Copy each line containing the word "name" from the records that follow, please.

......

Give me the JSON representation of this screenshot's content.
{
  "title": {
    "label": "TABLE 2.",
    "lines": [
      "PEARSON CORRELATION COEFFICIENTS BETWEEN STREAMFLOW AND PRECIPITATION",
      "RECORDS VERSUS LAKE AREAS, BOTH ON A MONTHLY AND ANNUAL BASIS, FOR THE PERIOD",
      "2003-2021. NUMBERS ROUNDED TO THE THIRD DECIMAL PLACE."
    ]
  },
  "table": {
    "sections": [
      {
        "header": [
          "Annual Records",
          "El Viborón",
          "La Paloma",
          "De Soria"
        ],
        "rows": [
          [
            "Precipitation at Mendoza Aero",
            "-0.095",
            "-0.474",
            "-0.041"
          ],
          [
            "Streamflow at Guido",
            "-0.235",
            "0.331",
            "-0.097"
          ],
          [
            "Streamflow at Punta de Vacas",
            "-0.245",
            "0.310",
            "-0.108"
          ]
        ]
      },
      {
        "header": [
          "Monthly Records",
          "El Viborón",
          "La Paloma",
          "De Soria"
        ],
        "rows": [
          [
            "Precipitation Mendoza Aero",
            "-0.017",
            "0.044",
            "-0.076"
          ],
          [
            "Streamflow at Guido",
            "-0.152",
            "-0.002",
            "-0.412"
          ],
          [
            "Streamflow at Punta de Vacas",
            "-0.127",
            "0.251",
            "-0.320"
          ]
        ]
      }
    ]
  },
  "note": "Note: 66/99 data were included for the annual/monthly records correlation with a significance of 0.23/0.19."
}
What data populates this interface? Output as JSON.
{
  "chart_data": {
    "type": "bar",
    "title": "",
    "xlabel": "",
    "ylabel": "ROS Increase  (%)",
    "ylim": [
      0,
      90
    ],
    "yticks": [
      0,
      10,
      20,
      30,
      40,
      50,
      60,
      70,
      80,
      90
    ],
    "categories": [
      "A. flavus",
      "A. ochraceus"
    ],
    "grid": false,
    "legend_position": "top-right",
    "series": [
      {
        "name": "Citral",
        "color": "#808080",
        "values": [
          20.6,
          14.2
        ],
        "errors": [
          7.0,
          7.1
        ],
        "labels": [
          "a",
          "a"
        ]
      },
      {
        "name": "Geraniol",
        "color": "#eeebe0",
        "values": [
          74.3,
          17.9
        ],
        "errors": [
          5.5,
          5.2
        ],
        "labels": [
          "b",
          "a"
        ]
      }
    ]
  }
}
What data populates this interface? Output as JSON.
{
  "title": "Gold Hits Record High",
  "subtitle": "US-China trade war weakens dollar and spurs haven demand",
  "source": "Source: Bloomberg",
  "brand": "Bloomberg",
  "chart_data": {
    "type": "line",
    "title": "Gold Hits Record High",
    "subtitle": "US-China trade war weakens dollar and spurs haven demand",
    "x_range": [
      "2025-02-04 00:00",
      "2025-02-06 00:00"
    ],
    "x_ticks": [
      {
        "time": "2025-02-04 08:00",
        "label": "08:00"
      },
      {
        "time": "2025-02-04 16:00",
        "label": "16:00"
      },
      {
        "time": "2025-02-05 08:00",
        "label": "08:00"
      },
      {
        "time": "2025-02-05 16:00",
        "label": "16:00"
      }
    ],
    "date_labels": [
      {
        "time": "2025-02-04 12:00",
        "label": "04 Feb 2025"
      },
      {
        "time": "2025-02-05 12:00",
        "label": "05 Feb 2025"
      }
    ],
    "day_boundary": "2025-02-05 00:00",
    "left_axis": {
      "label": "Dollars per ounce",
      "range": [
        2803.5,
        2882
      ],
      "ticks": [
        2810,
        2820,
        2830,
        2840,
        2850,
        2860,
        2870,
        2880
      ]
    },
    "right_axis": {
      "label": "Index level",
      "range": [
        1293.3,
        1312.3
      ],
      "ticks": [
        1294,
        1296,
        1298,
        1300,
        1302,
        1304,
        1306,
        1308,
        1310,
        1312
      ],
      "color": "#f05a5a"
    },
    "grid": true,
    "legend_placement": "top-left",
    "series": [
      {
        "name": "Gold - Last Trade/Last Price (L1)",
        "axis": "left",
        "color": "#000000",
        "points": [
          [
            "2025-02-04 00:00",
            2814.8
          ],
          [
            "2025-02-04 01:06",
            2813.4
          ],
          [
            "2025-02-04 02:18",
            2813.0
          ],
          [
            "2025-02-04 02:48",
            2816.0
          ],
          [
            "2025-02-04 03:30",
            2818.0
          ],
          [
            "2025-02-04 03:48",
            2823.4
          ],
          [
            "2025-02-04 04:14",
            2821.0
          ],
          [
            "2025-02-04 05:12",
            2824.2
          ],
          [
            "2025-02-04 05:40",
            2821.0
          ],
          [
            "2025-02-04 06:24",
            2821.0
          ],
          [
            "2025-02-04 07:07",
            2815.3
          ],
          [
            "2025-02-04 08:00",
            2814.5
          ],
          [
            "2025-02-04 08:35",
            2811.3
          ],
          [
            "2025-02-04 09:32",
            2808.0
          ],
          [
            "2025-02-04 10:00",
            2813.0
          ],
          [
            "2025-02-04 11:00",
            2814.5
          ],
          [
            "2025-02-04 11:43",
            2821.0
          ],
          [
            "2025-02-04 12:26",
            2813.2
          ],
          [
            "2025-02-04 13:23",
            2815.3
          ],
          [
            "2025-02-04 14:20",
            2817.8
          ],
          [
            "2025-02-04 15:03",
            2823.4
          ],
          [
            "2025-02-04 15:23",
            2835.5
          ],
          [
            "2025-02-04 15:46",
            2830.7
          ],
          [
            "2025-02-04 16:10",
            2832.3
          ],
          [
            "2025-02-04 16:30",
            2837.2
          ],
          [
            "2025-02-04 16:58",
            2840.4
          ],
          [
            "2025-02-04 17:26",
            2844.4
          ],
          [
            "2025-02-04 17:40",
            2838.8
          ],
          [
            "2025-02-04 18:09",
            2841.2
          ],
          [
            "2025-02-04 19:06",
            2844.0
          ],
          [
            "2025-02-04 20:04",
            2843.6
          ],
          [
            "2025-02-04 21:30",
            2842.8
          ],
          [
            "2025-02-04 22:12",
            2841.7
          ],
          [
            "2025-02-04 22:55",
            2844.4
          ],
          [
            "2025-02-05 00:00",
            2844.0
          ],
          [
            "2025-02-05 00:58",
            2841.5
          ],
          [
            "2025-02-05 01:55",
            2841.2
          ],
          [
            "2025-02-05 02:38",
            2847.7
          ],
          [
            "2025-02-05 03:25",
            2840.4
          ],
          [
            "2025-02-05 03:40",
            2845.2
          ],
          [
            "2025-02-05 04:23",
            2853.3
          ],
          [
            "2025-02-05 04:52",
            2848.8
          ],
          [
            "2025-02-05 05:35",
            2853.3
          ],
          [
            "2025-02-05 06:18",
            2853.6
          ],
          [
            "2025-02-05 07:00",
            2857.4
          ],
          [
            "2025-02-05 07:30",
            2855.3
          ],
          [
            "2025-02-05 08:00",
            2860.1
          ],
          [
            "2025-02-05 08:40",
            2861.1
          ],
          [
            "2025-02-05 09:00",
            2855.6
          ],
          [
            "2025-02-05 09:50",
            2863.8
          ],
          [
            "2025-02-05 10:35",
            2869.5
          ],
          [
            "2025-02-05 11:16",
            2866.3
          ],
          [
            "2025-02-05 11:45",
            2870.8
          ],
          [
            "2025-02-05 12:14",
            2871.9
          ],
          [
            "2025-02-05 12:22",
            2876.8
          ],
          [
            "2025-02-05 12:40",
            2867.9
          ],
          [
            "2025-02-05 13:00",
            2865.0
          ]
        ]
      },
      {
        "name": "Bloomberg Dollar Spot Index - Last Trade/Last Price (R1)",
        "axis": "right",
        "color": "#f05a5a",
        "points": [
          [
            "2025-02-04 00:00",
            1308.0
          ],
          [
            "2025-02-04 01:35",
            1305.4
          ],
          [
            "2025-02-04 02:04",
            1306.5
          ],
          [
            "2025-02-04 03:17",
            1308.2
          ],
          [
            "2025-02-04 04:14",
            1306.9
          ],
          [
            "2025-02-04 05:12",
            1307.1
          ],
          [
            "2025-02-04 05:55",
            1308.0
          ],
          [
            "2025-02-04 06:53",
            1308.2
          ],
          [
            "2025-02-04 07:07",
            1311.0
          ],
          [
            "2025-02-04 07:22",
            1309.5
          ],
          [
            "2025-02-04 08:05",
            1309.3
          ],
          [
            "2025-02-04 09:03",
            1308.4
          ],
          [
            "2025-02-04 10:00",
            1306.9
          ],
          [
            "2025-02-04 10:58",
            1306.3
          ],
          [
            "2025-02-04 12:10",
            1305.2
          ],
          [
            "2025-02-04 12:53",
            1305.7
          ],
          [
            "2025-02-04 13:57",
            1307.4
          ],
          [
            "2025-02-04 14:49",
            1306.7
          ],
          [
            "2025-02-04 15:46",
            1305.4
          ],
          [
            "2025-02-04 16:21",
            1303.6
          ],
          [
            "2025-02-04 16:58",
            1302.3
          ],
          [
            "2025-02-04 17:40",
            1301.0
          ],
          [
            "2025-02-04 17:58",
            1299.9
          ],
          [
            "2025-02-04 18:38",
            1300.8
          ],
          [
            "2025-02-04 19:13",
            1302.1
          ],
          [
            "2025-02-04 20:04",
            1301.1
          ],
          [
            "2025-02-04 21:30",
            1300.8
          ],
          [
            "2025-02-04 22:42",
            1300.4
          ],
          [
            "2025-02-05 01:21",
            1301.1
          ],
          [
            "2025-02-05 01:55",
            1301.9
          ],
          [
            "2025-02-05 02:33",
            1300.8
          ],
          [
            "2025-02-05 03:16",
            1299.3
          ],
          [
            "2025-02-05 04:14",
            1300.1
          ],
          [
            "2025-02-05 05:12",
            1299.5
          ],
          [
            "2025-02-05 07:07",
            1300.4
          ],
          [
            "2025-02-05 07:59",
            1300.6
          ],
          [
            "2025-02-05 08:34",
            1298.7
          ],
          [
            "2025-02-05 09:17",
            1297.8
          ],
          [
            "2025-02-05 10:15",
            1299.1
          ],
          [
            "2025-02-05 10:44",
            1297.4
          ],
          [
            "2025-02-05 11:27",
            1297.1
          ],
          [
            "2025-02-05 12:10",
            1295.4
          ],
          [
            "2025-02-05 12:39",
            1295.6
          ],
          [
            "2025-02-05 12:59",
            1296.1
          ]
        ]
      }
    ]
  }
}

......

**RIGHT ANSWER**
        "name": "Citral",
        "name": "Geraniol",
        "name": "Gold - Last Trade/Last Price (L1)",
        "name": "Bloomberg Dollar Spot Index - Last Trade/Last Price (R1)",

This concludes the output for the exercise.